#### DATA LINES:
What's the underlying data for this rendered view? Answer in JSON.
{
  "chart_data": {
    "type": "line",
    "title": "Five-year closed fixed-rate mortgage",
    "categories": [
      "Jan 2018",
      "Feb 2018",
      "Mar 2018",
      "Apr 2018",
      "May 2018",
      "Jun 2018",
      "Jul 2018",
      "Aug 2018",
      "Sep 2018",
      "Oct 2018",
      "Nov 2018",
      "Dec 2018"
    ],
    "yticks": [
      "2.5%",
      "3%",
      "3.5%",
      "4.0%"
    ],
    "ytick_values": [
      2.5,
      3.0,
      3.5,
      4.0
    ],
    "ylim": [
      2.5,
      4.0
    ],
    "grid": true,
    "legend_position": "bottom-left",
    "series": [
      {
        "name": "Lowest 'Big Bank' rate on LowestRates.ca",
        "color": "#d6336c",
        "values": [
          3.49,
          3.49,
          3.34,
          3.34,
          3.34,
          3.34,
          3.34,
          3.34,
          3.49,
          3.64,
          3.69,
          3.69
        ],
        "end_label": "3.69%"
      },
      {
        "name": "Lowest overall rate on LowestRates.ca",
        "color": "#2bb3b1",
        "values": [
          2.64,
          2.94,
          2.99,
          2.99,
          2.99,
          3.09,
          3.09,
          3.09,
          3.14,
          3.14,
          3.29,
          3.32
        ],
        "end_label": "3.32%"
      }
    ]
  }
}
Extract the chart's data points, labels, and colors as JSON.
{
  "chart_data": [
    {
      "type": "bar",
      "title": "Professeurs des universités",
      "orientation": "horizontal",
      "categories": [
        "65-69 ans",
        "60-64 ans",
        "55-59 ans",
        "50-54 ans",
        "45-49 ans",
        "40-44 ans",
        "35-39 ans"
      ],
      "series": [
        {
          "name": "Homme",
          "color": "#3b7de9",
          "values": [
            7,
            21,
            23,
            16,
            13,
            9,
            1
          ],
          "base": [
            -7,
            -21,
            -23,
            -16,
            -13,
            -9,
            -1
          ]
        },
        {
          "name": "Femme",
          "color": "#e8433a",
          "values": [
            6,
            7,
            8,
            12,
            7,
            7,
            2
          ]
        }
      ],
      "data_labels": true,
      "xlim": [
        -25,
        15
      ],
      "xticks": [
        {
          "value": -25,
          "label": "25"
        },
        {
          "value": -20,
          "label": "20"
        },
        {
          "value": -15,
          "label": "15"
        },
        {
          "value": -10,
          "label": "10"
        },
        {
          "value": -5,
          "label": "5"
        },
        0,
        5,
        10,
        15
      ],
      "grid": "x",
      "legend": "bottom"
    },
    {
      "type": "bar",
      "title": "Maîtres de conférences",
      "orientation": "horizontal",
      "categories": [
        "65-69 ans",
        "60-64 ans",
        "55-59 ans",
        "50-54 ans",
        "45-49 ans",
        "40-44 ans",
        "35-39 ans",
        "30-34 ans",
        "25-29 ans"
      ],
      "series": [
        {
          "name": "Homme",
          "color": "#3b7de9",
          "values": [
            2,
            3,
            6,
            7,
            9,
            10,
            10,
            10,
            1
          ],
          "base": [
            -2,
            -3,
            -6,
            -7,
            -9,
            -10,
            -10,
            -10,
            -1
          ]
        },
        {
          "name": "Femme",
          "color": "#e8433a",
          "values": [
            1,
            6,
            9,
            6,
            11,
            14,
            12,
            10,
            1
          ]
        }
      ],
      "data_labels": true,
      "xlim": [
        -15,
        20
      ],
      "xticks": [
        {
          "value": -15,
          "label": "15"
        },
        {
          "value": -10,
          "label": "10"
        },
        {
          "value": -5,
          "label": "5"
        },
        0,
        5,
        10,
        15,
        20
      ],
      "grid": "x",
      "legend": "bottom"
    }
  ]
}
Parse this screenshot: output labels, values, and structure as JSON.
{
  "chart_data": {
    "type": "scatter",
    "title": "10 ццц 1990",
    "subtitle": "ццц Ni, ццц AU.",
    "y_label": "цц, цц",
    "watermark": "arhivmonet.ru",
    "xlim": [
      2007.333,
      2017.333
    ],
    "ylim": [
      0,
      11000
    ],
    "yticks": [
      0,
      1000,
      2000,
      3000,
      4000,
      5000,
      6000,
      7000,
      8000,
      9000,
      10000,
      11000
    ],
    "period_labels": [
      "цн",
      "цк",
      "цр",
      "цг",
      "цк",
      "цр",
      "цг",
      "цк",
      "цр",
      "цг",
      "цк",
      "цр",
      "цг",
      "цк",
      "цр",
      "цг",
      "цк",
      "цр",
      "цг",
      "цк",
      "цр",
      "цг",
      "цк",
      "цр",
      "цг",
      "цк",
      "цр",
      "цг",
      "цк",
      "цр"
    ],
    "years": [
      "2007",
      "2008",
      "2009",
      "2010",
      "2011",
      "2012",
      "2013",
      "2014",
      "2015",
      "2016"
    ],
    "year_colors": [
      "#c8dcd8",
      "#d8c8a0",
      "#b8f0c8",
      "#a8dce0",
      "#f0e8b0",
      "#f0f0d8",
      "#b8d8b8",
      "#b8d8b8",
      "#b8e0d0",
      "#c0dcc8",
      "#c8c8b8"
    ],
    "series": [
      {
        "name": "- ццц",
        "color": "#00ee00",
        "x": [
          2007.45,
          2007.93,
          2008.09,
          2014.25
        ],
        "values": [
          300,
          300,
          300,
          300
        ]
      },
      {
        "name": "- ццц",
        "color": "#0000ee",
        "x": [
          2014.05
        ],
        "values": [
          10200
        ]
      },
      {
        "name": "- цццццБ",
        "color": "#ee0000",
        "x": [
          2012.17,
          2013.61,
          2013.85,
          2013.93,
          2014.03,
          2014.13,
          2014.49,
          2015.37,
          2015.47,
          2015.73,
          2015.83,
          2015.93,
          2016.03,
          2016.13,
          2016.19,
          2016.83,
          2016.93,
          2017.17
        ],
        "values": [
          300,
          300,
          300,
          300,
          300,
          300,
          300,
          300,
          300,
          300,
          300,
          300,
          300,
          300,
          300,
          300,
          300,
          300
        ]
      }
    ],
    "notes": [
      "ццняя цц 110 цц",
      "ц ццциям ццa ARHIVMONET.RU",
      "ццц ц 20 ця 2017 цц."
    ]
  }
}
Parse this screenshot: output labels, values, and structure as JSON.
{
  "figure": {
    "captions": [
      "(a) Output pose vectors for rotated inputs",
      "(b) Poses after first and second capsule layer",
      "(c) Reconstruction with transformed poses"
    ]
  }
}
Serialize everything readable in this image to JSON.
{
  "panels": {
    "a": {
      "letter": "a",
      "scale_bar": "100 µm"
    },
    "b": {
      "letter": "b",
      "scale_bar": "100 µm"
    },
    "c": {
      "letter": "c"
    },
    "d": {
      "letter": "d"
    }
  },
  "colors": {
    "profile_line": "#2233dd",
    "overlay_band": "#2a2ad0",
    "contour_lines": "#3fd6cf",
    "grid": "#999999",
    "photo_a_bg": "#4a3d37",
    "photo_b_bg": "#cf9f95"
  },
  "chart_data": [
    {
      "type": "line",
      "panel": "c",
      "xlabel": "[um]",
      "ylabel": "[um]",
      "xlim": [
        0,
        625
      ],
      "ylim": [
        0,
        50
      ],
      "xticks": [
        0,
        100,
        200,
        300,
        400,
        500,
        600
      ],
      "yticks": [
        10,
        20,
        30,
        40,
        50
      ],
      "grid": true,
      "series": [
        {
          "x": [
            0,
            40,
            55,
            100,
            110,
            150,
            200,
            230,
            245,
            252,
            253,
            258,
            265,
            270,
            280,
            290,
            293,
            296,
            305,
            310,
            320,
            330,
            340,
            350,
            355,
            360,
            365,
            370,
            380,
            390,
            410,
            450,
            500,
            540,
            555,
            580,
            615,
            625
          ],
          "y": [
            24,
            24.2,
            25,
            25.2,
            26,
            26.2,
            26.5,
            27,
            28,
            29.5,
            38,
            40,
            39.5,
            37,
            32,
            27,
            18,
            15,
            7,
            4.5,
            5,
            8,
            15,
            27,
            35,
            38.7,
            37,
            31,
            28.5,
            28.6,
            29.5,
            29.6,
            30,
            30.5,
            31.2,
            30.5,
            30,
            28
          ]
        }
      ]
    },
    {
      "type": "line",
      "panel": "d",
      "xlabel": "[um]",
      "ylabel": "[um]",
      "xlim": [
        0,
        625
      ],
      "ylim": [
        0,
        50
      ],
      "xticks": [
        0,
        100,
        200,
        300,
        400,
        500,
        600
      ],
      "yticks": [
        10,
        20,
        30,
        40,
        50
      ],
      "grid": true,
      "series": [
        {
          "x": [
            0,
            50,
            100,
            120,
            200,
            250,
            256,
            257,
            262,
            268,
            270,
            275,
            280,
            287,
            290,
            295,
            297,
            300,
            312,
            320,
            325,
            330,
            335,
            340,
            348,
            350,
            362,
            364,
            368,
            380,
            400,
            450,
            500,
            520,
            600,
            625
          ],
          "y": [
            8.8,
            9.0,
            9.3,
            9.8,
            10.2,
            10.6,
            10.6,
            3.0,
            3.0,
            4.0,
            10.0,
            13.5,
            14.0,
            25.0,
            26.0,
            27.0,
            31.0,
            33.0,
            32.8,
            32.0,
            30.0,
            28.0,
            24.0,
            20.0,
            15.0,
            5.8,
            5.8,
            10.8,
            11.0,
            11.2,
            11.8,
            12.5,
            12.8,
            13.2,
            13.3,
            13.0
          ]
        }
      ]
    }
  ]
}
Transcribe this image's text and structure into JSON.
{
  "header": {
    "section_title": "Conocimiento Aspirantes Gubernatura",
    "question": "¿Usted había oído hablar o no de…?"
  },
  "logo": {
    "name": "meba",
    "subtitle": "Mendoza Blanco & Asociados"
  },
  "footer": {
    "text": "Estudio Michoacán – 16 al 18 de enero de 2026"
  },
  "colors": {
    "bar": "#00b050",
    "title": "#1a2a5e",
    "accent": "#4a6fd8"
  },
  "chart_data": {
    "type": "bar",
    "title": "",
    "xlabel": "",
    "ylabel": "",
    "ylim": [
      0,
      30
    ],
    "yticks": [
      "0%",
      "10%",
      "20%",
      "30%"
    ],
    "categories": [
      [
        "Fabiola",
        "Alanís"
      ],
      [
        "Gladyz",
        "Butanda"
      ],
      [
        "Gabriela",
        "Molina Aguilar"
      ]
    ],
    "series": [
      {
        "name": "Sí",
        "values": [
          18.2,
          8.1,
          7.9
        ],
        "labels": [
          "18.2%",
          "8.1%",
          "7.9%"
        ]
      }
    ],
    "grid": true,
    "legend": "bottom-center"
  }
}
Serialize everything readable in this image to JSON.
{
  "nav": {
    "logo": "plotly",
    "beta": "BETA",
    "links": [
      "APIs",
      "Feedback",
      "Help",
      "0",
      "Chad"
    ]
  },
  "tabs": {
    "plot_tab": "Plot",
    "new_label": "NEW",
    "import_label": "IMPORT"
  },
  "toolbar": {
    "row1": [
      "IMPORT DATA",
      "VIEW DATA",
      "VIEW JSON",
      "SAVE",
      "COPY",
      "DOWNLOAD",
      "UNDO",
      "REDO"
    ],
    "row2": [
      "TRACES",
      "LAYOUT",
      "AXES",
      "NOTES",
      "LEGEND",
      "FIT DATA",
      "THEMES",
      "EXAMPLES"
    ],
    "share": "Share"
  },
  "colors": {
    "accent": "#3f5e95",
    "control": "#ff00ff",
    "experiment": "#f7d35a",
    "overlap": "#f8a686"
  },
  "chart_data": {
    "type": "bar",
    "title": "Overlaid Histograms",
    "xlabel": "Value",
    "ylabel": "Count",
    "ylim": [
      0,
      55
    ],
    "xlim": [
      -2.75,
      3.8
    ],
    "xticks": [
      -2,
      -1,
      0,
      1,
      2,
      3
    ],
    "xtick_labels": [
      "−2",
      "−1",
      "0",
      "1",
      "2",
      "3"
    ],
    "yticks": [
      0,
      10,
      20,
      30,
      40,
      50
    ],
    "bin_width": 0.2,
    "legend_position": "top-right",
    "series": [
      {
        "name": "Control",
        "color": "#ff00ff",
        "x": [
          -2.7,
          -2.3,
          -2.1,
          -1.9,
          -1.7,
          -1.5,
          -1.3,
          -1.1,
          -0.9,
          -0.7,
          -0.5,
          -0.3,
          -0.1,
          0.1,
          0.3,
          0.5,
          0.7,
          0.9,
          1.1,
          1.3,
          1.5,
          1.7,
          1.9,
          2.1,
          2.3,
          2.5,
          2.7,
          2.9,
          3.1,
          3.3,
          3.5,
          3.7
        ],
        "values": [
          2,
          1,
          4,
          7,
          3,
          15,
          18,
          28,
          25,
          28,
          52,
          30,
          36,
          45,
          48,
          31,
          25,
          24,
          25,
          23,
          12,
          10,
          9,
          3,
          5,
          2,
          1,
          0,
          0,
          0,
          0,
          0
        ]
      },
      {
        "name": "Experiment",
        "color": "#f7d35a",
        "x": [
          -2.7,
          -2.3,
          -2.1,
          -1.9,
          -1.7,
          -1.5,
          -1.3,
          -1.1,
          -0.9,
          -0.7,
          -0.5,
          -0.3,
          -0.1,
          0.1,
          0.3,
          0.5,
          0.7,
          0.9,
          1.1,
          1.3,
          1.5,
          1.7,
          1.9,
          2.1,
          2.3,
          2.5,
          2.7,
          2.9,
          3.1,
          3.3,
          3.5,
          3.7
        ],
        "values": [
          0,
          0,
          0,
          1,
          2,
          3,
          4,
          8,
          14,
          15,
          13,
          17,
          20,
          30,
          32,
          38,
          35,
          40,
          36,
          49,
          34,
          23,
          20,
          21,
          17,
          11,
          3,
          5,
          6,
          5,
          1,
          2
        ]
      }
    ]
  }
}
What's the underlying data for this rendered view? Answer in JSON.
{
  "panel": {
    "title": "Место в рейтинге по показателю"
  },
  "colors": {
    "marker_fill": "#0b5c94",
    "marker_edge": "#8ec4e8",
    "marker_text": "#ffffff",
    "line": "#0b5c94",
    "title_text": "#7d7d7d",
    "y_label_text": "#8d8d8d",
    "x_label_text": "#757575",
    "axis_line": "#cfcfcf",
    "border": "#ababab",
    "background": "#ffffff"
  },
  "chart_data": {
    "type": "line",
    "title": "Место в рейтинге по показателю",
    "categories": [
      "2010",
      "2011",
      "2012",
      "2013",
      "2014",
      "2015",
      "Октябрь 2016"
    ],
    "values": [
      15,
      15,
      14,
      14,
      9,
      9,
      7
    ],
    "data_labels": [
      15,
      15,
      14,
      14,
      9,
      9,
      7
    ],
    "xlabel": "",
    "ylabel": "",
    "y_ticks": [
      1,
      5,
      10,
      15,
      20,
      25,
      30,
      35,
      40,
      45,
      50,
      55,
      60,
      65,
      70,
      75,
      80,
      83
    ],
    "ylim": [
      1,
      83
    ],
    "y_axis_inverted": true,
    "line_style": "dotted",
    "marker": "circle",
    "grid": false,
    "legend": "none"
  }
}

#### THE EXERCISE:
Count up every line above that has the word "рейтинге" in it; answer with the number alone.

#### EXERCISE SOLUTION:
2